Get them excited about reaching that higher number and let them know that they can help the campaign reach that goal by sharing about it, increasing their contribution to the campaign or just bringing in more of their friends/family to support the project.
Since these people have already contributed to your project and want to see you succeed, they will be much more likely to help you get to that higher goal. It’s just your job as the creator to build that sense of community and rally your backers around getting to that next level.
10. Create upsells and add-ons

So you already have backers who have contributed to your campaign. Some even contributed on the first day during the first hour. These people already love and believe in your project – why else would they spend money to pre-order a product when it’s in the concept or prototype phase and even BEFORE it hits the market?
Imagine buying a book online that you’ve been waiting on for months now. You’re checking out and the physical version will get shipped to you in the next few weeks for $15. After you’ve successfully paid, you get a notice that says: by adding just $5, you get an autographed version of the book. If you add another $5 beyond that, you’ll also get access to the audiobook version immediately and the eBook version once it’s released. Wow, what a deal! $25 for the autographed physical version of the book, the digital eBook version and also the audiobook version. In this example, you see that people already want what they want (especially if they’ve already gone through the buying process).
From this example, think about where you can add more value for your backers and to their existing pre-order. From there, come up with ways you can increase the average order value of each of your backers. This way, you’ll be able to provide more value for them but at the same time also boost up the funding amount on your page.

## ACTIVITY LIST
A: Answer these questions from the crowdfunding tips text above:
(i) What three ways can backers help a campaign reach a higher goal?
(ii) In the book example, what does the physical version cost?
(iii) In the same example, what does the second extra $5 add?
B: Carry on the crowdfunding tips text above, picking up after its final sentence.

## SUPPLIED ENTRIES
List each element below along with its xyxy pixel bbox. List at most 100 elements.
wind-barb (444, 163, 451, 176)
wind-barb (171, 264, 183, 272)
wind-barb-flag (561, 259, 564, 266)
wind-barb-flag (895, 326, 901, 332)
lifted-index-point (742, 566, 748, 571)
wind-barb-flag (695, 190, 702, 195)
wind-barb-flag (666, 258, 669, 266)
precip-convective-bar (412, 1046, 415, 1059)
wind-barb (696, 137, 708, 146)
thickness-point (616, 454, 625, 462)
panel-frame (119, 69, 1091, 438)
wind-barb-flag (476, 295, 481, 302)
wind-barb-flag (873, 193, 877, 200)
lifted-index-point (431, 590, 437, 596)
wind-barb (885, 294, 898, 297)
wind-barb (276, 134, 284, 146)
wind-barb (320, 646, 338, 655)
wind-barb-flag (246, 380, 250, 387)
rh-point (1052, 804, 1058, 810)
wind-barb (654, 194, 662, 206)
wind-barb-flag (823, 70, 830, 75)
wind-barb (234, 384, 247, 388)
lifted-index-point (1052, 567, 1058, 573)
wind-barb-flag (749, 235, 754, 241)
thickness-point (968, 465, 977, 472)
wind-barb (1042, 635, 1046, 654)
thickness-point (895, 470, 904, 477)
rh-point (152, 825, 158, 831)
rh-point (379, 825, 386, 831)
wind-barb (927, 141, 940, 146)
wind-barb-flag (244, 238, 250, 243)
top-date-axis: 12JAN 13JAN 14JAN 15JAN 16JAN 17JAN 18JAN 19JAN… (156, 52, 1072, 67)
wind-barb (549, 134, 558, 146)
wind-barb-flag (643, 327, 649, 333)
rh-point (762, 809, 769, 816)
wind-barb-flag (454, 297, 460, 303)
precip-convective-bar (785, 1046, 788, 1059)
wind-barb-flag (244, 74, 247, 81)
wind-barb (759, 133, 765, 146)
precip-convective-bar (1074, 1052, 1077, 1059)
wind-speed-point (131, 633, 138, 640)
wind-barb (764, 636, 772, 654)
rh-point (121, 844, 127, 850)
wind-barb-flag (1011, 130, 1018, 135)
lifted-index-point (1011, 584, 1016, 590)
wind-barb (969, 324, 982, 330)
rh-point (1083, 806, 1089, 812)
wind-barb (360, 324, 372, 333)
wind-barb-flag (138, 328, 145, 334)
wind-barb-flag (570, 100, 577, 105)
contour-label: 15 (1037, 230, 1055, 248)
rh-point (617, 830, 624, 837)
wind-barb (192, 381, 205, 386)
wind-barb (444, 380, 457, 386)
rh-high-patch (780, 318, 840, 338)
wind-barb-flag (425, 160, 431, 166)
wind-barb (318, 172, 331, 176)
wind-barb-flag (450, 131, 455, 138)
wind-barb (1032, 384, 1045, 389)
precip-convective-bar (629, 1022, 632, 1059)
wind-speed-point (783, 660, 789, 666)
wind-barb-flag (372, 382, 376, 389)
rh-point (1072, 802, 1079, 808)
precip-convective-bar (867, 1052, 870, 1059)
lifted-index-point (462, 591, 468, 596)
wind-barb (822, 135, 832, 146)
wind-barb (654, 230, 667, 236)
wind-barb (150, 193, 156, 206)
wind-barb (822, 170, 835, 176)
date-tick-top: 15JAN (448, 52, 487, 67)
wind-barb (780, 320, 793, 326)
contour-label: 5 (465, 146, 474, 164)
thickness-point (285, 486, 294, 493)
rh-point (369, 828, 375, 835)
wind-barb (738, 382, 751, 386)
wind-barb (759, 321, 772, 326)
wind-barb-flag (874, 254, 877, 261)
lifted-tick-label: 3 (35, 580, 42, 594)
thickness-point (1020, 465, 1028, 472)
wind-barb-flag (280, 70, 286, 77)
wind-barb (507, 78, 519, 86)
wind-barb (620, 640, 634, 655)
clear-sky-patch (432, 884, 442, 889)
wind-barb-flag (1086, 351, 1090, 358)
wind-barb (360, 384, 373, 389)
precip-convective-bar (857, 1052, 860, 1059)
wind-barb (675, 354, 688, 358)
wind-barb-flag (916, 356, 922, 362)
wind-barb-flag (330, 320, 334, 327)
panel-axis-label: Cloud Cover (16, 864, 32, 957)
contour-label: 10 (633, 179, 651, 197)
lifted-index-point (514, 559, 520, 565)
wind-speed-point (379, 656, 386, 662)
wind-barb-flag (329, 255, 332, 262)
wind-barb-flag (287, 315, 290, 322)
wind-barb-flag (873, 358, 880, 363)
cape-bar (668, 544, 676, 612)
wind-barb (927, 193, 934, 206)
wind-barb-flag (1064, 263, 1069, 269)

## ANSWERS FOR EACH ITEM
A:
(i) By sharing about it, increasing their contribution, or bringing in more of their friends/family to support the project.
(ii) $15.
(iii) Immediate access to the audiobook version, plus the eBook version once it's released.

B:
Every single day of your campaign, be on the lookout for comments or ideas from backers or potential backers. Are there any add-ons or promotions you can send ONLY to backers?
Offer a special reward as an “add-on” to their original pre-order. A Kickstarter special version of the printed book for another $5 or $10? Annual supply of cartridge refills (for your core product) for less than they’d get anywhere else?
The world is your oyster!
11. Streamline your rewards

After a few days, consider revisiting your rewards once more.
Are there rewards that no one has even touched? Remove it.
Too many rewards can cause “choice paralysis” and can deter people from backing. Think about going to the store and seeing a huge spread of 50 jam samples. More often than not, when there are too many versions of jam, you get overwhelmed by all the choices you have to make and decide you don’t want any because you just can’t decide.
Are there rewards that visitors (or even backers!) have been requesting? Consider if it makes sense for your project and add the one(s) that do.
Maybe you’re launching a new book and have one reward for the digital version and a separate one for the physical, printed book. Backers might tell you they want both so it would make sense in this case to create a reward for the digital and physical book combination!
Treat your page like a living document where things can be added to and removed as necessary.
When I say as necessary, what I mean here is that your page should evolve to the liking of your audience – if you’re seeing that one particular angle is working incredibly well in the marketing of your campaign, it probably means that people who land on the page are going to want to see more of that when they do get there.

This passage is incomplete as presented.